[Stored items]
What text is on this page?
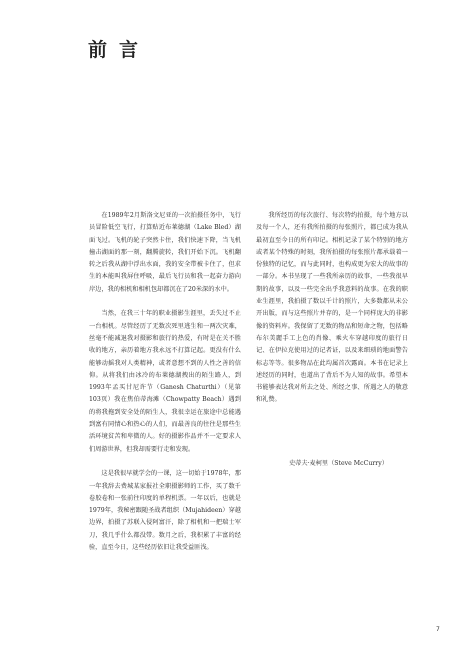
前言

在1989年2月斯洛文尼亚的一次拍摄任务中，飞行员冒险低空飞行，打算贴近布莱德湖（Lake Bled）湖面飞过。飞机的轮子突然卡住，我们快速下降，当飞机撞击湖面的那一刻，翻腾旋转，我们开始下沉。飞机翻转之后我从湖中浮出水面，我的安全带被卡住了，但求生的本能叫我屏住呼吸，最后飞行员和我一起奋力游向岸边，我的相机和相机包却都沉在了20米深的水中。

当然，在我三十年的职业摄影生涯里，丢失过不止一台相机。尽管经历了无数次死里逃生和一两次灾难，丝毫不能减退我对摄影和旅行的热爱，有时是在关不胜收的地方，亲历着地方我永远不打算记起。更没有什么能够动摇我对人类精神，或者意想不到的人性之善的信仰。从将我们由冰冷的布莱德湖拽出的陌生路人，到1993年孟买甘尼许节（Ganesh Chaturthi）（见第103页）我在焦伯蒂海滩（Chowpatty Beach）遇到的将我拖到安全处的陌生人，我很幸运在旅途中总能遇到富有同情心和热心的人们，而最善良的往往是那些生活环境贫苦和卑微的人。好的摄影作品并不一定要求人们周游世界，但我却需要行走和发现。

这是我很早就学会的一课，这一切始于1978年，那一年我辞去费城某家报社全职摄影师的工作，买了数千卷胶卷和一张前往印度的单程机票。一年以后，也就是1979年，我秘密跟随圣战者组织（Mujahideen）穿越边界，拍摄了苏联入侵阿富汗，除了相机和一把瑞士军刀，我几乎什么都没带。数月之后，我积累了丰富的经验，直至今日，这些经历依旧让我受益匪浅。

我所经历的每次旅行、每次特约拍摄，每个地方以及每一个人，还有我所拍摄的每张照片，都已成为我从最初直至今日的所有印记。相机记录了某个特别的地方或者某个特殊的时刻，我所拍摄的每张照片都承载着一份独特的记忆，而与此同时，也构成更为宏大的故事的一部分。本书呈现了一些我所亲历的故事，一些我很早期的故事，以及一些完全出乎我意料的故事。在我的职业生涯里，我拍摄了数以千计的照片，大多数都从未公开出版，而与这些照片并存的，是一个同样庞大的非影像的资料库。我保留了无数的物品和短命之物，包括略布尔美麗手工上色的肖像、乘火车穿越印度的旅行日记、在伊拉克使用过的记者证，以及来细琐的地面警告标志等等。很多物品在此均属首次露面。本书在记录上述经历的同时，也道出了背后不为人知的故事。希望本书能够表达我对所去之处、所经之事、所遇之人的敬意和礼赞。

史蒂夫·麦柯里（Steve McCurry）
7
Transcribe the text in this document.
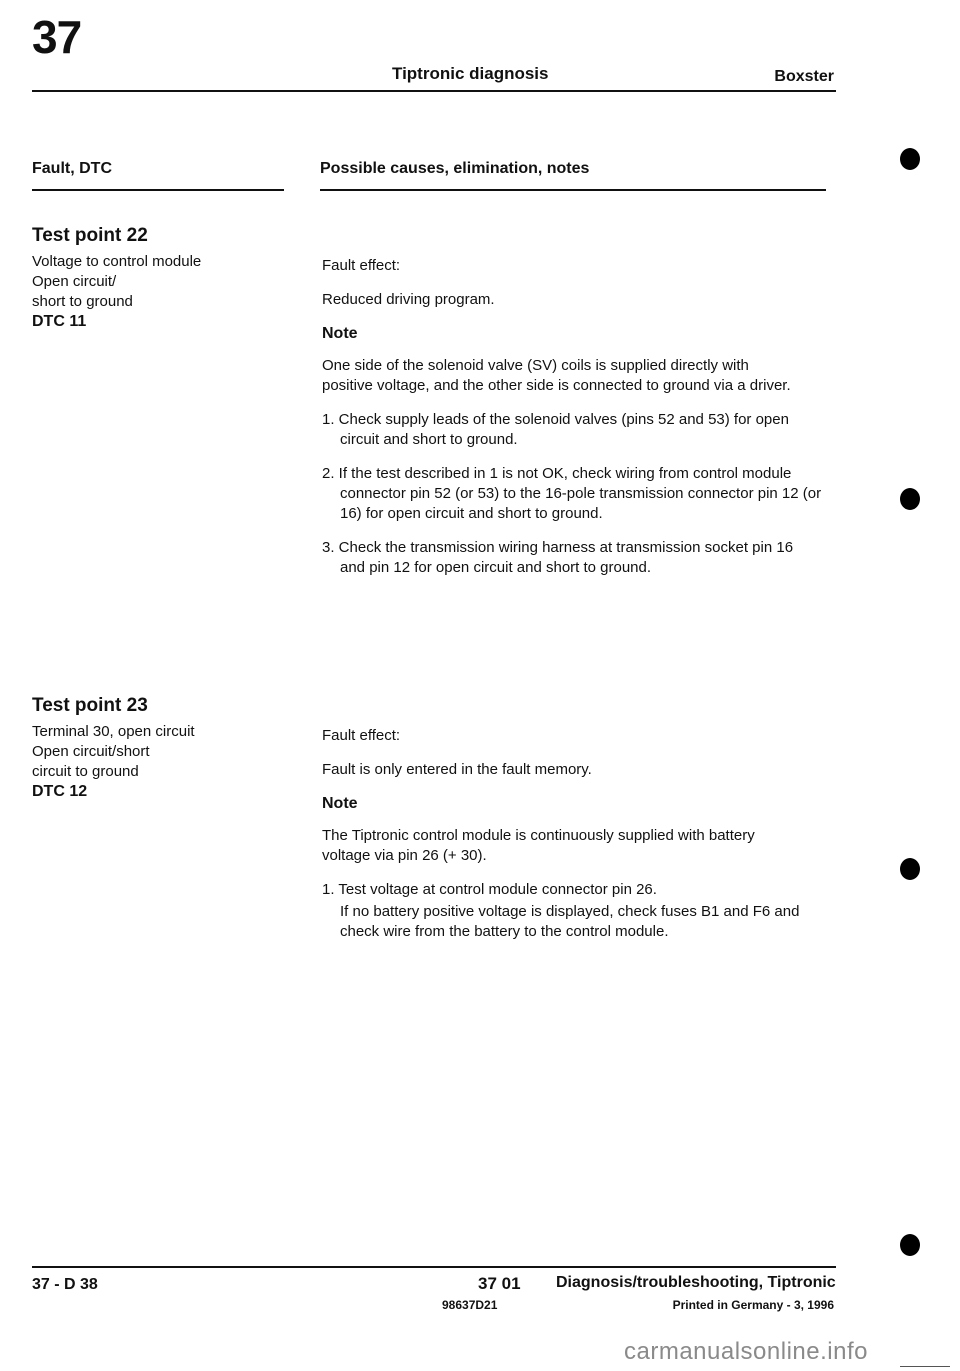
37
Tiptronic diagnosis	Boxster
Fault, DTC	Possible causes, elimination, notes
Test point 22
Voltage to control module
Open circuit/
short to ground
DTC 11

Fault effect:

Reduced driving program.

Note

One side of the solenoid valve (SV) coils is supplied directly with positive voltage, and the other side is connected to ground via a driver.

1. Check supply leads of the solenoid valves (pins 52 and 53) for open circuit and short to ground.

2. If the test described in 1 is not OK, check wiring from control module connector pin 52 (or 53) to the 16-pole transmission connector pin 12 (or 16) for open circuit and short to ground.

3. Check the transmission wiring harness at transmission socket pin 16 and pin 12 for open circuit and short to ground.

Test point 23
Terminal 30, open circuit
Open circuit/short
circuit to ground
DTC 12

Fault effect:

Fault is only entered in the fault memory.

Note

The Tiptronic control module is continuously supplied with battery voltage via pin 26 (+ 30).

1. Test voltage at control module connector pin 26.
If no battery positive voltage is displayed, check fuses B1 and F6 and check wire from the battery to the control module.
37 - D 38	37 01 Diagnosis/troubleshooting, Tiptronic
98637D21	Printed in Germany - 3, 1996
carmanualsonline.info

Given problem: Count the lines of the material that include the word "module", then state only the total.

Result: 5